:: Task brief ::
Exactly as written, print each record in the listing.

:: Extracted information ::
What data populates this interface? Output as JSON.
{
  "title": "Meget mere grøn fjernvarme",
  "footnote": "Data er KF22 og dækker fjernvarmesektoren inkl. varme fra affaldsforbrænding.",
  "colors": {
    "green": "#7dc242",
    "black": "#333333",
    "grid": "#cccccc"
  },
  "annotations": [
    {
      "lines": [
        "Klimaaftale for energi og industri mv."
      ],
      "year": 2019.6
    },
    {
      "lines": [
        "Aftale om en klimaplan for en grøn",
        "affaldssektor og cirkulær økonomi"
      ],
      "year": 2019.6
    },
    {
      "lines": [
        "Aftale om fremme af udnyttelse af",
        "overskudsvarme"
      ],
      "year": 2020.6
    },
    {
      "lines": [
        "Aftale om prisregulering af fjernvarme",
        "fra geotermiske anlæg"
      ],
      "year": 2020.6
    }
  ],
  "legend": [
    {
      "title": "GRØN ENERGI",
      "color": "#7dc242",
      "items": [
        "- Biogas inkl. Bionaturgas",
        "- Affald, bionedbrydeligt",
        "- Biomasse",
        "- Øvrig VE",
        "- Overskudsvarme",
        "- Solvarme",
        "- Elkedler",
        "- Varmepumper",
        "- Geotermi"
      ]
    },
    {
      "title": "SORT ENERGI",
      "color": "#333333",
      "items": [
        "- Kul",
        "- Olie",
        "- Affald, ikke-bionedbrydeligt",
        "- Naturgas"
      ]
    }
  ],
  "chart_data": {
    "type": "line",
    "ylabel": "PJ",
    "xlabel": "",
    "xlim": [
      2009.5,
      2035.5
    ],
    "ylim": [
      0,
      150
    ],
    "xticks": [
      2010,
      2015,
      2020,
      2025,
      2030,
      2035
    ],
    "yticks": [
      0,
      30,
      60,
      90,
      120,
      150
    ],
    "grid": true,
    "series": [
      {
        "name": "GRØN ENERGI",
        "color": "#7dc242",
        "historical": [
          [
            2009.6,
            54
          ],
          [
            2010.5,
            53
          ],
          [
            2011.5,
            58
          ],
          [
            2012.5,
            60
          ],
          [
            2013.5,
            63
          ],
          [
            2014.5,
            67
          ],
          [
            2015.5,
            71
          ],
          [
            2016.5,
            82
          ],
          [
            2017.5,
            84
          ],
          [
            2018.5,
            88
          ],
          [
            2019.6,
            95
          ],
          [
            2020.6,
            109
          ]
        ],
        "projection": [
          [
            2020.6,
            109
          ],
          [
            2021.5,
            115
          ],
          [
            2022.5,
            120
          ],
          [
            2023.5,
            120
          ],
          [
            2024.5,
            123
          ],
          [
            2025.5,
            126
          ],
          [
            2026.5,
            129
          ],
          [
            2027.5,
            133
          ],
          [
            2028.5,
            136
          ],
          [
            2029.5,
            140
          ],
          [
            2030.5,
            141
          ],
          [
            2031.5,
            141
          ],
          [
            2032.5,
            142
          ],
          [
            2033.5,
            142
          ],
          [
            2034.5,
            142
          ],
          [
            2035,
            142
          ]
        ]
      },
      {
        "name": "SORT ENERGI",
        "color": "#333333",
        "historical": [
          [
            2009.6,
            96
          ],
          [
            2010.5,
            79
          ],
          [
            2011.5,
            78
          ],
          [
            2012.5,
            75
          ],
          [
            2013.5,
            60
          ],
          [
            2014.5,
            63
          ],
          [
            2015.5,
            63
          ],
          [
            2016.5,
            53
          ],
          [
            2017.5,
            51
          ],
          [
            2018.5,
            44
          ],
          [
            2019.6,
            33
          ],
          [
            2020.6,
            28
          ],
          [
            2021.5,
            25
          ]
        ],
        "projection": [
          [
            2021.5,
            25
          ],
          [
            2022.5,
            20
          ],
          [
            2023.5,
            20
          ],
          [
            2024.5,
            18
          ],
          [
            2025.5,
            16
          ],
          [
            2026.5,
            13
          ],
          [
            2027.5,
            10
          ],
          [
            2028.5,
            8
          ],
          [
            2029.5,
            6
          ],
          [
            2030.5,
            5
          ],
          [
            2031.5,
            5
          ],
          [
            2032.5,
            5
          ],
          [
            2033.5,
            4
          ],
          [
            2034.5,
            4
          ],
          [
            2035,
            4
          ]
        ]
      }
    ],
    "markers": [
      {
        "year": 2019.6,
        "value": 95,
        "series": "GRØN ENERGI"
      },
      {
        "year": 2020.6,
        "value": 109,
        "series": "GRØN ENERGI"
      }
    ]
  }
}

:: Worked solution ::
What data populates this interface? Output as JSON.
{
  "title": "Meget mere grøn fjernvarme",
  "footnote": "Data er KF22 og dækker fjernvarmesektoren inkl. varme fra affaldsforbrænding.",
  "colors": {
    "green": "#7dc242",
    "black": "#333333",
    "grid": "#cccccc"
  },
  "annotations": [
    {
      "lines": [
        "Klimaaftale for energi og industri mv."
      ],
      "year": 2019.6
    },
    {
      "lines": [
        "Aftale om en klimaplan for en grøn",
        "affaldssektor og cirkulær økonomi"
      ],
      "year": 2019.6
    },
    {
      "lines": [
        "Aftale om fremme af udnyttelse af",
        "overskudsvarme"
      ],
      "year": 2020.6
    },
    {
      "lines": [
        "Aftale om prisregulering af fjernvarme",
        "fra geotermiske anlæg"
      ],
      "year": 2020.6
    }
  ],
  "legend": [
    {
      "title": "GRØN ENERGI",
      "color": "#7dc242",
      "items": [
        "- Biogas inkl. Bionaturgas",
        "- Affald, bionedbrydeligt",
        "- Biomasse",
        "- Øvrig VE",
        "- Overskudsvarme",
        "- Solvarme",
        "- Elkedler",
        "- Varmepumper",
        "- Geotermi"
      ]
    },
    {
      "title": "SORT ENERGI",
      "color": "#333333",
      "items": [
        "- Kul",
        "- Olie",
        "- Affald, ikke-bionedbrydeligt",
        "- Naturgas"
      ]
    }
  ],
  "chart_data": {
    "type": "line",
    "ylabel": "PJ",
    "xlabel": "",
    "xlim": [
      2009.5,
      2035.5
    ],
    "ylim": [
      0,
      150
    ],
    "xticks": [
      2010,
      2015,
      2020,
      2025,
      2030,
      2035
    ],
    "yticks": [
      0,
      30,
      60,
      90,
      120,
      150
    ],
    "grid": true,
    "series": [
      {
        "name": "GRØN ENERGI",
        "color": "#7dc242",
        "historical": [
          [
            2009.6,
            54
          ],
          [
            2010.5,
            53
          ],
          [
            2011.5,
            58
          ],
          [
            2012.5,
            60
          ],
          [
            2013.5,
            63
          ],
          [
            2014.5,
            67
          ],
          [
            2015.5,
            71
          ],
          [
            2016.5,
            82
          ],
          [
            2017.5,
            84
          ],
          [
            2018.5,
            88
          ],
          [
            2019.6,
            95
          ],
          [
            2020.6,
            109
          ]
        ],
        "projection": [
          [
            2020.6,
            109
          ],
          [
            2021.5,
            115
          ],
          [
            2022.5,
            120
          ],
          [
            2023.5,
            120
          ],
          [
            2024.5,
            123
          ],
          [
            2025.5,
            126
          ],
          [
            2026.5,
            129
          ],
          [
            2027.5,
            133
          ],
          [
            2028.5,
            136
          ],
          [
            2029.5,
            140
          ],
          [
            2030.5,
            141
          ],
          [
            2031.5,
            141
          ],
          [
            2032.5,
            142
          ],
          [
            2033.5,
            142
          ],
          [
            2034.5,
            142
          ],
          [
            2035,
            142
          ]
        ]
      },
      {
        "name": "SORT ENERGI",
        "color": "#333333",
        "historical": [
          [
            2009.6,
            96
          ],
          [
            2010.5,
            79
          ],
          [
            2011.5,
            78
          ],
          [
            2012.5,
            75
          ],
          [
            2013.5,
            60
          ],
          [
            2014.5,
            63
          ],
          [
            2015.5,
            63
          ],
          [
            2016.5,
            53
          ],
          [
            2017.5,
            51
          ],
          [
            2018.5,
            44
          ],
          [
            2019.6,
            33
          ],
          [
            2020.6,
            28
          ],
          [
            2021.5,
            25
          ]
        ],
        "projection": [
          [
            2021.5,
            25
          ],
          [
            2022.5,
            20
          ],
          [
            2023.5,
            20
          ],
          [
            2024.5,
            18
          ],
          [
            2025.5,
            16
          ],
          [
            2026.5,
            13
          ],
          [
            2027.5,
            10
          ],
          [
            2028.5,
            8
          ],
          [
            2029.5,
            6
          ],
          [
            2030.5,
            5
          ],
          [
            2031.5,
            5
          ],
          [
            2032.5,
            5
          ],
          [
            2033.5,
            4
          ],
          [
            2034.5,
            4
          ],
          [
            2035,
            4
          ]
        ]
      }
    ],
    "markers": [
      {
        "year": 2019.6,
        "value": 95,
        "series": "GRØN ENERGI"
      },
      {
        "year": 2020.6,
        "value": 109,
        "series": "GRØN ENERGI"
      }
    ]
  }
}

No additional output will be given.